━━━━━ Data lines ━━━━━

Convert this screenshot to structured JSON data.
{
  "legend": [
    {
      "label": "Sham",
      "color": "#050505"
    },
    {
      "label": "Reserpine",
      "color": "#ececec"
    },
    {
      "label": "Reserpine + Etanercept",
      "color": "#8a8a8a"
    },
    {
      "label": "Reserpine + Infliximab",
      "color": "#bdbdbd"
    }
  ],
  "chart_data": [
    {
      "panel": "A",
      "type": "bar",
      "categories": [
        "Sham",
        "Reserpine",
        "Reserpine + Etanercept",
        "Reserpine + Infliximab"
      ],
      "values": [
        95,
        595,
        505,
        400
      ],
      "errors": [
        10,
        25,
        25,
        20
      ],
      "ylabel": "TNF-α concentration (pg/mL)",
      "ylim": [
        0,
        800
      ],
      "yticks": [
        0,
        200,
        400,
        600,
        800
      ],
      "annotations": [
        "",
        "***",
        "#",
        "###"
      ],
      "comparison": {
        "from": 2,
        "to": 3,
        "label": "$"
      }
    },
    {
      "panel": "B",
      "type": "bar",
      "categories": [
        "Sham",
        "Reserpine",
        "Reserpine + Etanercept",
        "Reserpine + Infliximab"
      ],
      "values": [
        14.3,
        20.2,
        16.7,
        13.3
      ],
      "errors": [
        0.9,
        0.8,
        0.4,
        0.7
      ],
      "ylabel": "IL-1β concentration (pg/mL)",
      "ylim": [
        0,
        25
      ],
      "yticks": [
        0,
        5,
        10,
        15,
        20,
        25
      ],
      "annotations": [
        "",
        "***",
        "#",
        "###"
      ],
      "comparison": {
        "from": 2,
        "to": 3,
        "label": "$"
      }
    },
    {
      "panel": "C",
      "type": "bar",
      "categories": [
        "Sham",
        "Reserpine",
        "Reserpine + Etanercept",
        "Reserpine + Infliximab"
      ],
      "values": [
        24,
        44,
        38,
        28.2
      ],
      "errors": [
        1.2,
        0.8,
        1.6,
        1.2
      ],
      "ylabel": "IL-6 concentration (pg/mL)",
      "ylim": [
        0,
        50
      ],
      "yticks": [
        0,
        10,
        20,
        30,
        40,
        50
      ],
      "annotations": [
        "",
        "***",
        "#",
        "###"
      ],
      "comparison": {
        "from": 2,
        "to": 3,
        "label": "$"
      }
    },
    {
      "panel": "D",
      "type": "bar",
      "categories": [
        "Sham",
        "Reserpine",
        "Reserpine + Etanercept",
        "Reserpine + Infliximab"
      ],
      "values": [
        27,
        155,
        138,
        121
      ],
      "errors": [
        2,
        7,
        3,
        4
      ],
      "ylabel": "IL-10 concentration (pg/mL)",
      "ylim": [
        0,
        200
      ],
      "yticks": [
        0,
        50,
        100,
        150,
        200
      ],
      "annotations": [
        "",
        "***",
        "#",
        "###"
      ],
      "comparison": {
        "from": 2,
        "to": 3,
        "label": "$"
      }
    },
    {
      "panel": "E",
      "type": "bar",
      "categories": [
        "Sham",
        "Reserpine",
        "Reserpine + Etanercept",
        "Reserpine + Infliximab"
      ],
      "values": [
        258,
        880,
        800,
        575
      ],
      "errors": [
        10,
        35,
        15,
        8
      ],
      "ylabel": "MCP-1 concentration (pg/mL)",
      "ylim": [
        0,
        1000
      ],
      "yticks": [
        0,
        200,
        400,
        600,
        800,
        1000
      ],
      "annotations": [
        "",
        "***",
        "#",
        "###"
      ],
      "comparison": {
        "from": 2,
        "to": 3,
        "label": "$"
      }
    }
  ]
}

━━━━━

- [Given instruction]: Write the listing out again, exactly as shown above.

- [The answer]:
Convert this screenshot to structured JSON data.
{
  "legend": [
    {
      "label": "Sham",
      "color": "#050505"
    },
    {
      "label": "Reserpine",
      "color": "#ececec"
    },
    {
      "label": "Reserpine + Etanercept",
      "color": "#8a8a8a"
    },
    {
      "label": "Reserpine + Infliximab",
      "color": "#bdbdbd"
    }
  ],
  "chart_data": [
    {
      "panel": "A",
      "type": "bar",
      "categories": [
        "Sham",
        "Reserpine",
        "Reserpine + Etanercept",
        "Reserpine + Infliximab"
      ],
      "values": [
        95,
        595,
        505,
        400
      ],
      "errors": [
        10,
        25,
        25,
        20
      ],
      "ylabel": "TNF-α concentration (pg/mL)",
      "ylim": [
        0,
        800
      ],
      "yticks": [
        0,
        200,
        400,
        600,
        800
      ],
      "annotations": [
        "",
        "***",
        "#",
        "###"
      ],
      "comparison": {
        "from": 2,
        "to": 3,
        "label": "$"
      }
    },
    {
      "panel": "B",
      "type": "bar",
      "categories": [
        "Sham",
        "Reserpine",
        "Reserpine + Etanercept",
        "Reserpine + Infliximab"
      ],
      "values": [
        14.3,
        20.2,
        16.7,
        13.3
      ],
      "errors": [
        0.9,
        0.8,
        0.4,
        0.7
      ],
      "ylabel": "IL-1β concentration (pg/mL)",
      "ylim": [
        0,
        25
      ],
      "yticks": [
        0,
        5,
        10,
        15,
        20,
        25
      ],
      "annotations": [
        "",
        "***",
        "#",
        "###"
      ],
      "comparison": {
        "from": 2,
        "to": 3,
        "label": "$"
      }
    },
    {
      "panel": "C",
      "type": "bar",
      "categories": [
        "Sham",
        "Reserpine",
        "Reserpine + Etanercept",
        "Reserpine + Infliximab"
      ],
      "values": [
        24,
        44,
        38,
        28.2
      ],
      "errors": [
        1.2,
        0.8,
        1.6,
        1.2
      ],
      "ylabel": "IL-6 concentration (pg/mL)",
      "ylim": [
        0,
        50
      ],
      "yticks": [
        0,
        10,
        20,
        30,
        40,
        50
      ],
      "annotations": [
        "",
        "***",
        "#",
        "###"
      ],
      "comparison": {
        "from": 2,
        "to": 3,
        "label": "$"
      }
    },
    {
      "panel": "D",
      "type": "bar",
      "categories": [
        "Sham",
        "Reserpine",
        "Reserpine + Etanercept",
        "Reserpine + Infliximab"
      ],
      "values": [
        27,
        155,
        138,
        121
      ],
      "errors": [
        2,
        7,
        3,
        4
      ],
      "ylabel": "IL-10 concentration (pg/mL)",
      "ylim": [
        0,
        200
      ],
      "yticks": [
        0,
        50,
        100,
        150,
        200
      ],
      "annotations": [
        "",
        "***",
        "#",
        "###"
      ],
      "comparison": {
        "from": 2,
        "to": 3,
        "label": "$"
      }
    },
    {
      "panel": "E",
      "type": "bar",
      "categories": [
        "Sham",
        "Reserpine",
        "Reserpine + Etanercept",
        "Reserpine + Infliximab"
      ],
      "values": [
        258,
        880,
        800,
        575
      ],
      "errors": [
        10,
        35,
        15,
        8
      ],
      "ylabel": "MCP-1 concentration (pg/mL)",
      "ylim": [
        0,
        1000
      ],
      "yticks": [
        0,
        200,
        400,
        600,
        800,
        1000
      ],
      "annotations": [
        "",
        "***",
        "#",
        "###"
      ],
      "comparison": {
        "from": 2,
        "to": 3,
        "label": "$"
      }
    }
  ]
}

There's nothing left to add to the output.